Written request
Emit the entire listing verbatim.

Input material
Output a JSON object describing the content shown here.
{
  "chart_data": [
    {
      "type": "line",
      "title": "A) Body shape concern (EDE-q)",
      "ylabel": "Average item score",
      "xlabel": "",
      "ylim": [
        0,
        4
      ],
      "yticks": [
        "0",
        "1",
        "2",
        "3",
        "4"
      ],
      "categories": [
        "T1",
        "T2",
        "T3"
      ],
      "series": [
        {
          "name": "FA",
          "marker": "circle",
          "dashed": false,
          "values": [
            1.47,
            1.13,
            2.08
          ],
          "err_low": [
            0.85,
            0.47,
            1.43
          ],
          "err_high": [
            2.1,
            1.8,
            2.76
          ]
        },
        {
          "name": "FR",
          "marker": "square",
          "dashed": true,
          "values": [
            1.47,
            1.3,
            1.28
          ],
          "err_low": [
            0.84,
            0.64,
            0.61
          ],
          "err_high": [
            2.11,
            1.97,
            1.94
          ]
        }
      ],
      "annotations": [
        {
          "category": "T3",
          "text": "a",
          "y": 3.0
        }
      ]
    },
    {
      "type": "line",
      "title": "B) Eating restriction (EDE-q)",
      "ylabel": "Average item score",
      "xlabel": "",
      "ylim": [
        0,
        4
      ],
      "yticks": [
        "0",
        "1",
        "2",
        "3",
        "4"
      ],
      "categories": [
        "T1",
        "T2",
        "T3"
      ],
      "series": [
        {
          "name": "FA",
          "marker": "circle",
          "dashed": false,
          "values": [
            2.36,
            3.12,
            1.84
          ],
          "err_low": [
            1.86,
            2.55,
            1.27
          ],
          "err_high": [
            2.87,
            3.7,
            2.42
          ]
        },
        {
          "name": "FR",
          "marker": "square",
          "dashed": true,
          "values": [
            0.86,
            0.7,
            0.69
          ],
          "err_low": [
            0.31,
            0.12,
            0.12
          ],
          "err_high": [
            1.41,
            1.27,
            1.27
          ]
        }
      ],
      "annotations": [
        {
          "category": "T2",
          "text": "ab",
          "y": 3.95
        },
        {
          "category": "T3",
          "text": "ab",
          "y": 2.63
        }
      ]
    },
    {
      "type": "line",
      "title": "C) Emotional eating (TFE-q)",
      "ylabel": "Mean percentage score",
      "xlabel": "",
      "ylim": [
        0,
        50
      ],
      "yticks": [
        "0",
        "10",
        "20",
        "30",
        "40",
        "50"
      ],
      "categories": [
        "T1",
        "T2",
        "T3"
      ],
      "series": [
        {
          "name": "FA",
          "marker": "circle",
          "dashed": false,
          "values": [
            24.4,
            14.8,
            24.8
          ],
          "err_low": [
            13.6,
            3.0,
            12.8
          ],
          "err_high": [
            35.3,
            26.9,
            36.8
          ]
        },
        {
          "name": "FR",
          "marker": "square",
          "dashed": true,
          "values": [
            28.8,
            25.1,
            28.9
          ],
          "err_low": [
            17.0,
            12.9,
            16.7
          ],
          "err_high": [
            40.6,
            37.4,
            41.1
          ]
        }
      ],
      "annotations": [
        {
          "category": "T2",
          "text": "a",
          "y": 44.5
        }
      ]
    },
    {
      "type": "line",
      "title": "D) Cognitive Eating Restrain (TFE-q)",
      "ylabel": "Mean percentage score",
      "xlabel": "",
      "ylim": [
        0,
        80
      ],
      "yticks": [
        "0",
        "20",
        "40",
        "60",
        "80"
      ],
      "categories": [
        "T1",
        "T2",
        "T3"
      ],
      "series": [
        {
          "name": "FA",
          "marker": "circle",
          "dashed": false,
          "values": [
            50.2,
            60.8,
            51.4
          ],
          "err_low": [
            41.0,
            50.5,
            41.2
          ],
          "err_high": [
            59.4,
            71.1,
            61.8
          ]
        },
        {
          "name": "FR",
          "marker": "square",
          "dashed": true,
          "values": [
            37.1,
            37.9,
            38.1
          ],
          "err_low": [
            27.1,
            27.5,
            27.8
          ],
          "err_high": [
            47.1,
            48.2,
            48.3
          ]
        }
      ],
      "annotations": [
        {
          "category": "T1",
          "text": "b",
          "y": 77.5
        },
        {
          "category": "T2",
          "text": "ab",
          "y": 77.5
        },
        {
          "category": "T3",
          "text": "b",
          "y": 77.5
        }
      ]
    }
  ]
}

Solution
Output a JSON object describing the content shown here.
{
  "chart_data": [
    {
      "type": "line",
      "title": "A) Body shape concern (EDE-q)",
      "ylabel": "Average item score",
      "xlabel": "",
      "ylim": [
        0,
        4
      ],
      "yticks": [
        "0",
        "1",
        "2",
        "3",
        "4"
      ],
      "categories": [
        "T1",
        "T2",
        "T3"
      ],
      "series": [
        {
          "name": "FA",
          "marker": "circle",
          "dashed": false,
          "values": [
            1.47,
            1.13,
            2.08
          ],
          "err_low": [
            0.85,
            0.47,
            1.43
          ],
          "err_high": [
            2.1,
            1.8,
            2.76
          ]
        },
        {
          "name": "FR",
          "marker": "square",
          "dashed": true,
          "values": [
            1.47,
            1.3,
            1.28
          ],
          "err_low": [
            0.84,
            0.64,
            0.61
          ],
          "err_high": [
            2.11,
            1.97,
            1.94
          ]
        }
      ],
      "annotations": [
        {
          "category": "T3",
          "text": "a",
          "y": 3.0
        }
      ]
    },
    {
      "type": "line",
      "title": "B) Eating restriction (EDE-q)",
      "ylabel": "Average item score",
      "xlabel": "",
      "ylim": [
        0,
        4
      ],
      "yticks": [
        "0",
        "1",
        "2",
        "3",
        "4"
      ],
      "categories": [
        "T1",
        "T2",
        "T3"
      ],
      "series": [
        {
          "name": "FA",
          "marker": "circle",
          "dashed": false,
          "values": [
            2.36,
            3.12,
            1.84
          ],
          "err_low": [
            1.86,
            2.55,
            1.27
          ],
          "err_high": [
            2.87,
            3.7,
            2.42
          ]
        },
        {
          "name": "FR",
          "marker": "square",
          "dashed": true,
          "values": [
            0.86,
            0.7,
            0.69
          ],
          "err_low": [
            0.31,
            0.12,
            0.12
          ],
          "err_high": [
            1.41,
            1.27,
            1.27
          ]
        }
      ],
      "annotations": [
        {
          "category": "T2",
          "text": "ab",
          "y": 3.95
        },
        {
          "category": "T3",
          "text": "ab",
          "y": 2.63
        }
      ]
    },
    {
      "type": "line",
      "title": "C) Emotional eating (TFE-q)",
      "ylabel": "Mean percentage score",
      "xlabel": "",
      "ylim": [
        0,
        50
      ],
      "yticks": [
        "0",
        "10",
        "20",
        "30",
        "40",
        "50"
      ],
      "categories": [
        "T1",
        "T2",
        "T3"
      ],
      "series": [
        {
          "name": "FA",
          "marker": "circle",
          "dashed": false,
          "values": [
            24.4,
            14.8,
            24.8
          ],
          "err_low": [
            13.6,
            3.0,
            12.8
          ],
          "err_high": [
            35.3,
            26.9,
            36.8
          ]
        },
        {
          "name": "FR",
          "marker": "square",
          "dashed": true,
          "values": [
            28.8,
            25.1,
            28.9
          ],
          "err_low": [
            17.0,
            12.9,
            16.7
          ],
          "err_high": [
            40.6,
            37.4,
            41.1
          ]
        }
      ],
      "annotations": [
        {
          "category": "T2",
          "text": "a",
          "y": 44.5
        }
      ]
    },
    {
      "type": "line",
      "title": "D) Cognitive Eating Restrain (TFE-q)",
      "ylabel": "Mean percentage score",
      "xlabel": "",
      "ylim": [
        0,
        80
      ],
      "yticks": [
        "0",
        "20",
        "40",
        "60",
        "80"
      ],
      "categories": [
        "T1",
        "T2",
        "T3"
      ],
      "series": [
        {
          "name": "FA",
          "marker": "circle",
          "dashed": false,
          "values": [
            50.2,
            60.8,
            51.4
          ],
          "err_low": [
            41.0,
            50.5,
            41.2
          ],
          "err_high": [
            59.4,
            71.1,
            61.8
          ]
        },
        {
          "name": "FR",
          "marker": "square",
          "dashed": true,
          "values": [
            37.1,
            37.9,
            38.1
          ],
          "err_low": [
            27.1,
            27.5,
            27.8
          ],
          "err_high": [
            47.1,
            48.2,
            48.3
          ]
        }
      ],
      "annotations": [
        {
          "category": "T1",
          "text": "b",
          "y": 77.5
        },
        {
          "category": "T2",
          "text": "ab",
          "y": 77.5
        },
        {
          "category": "T3",
          "text": "b",
          "y": 77.5
        }
      ]
    }
  ]
}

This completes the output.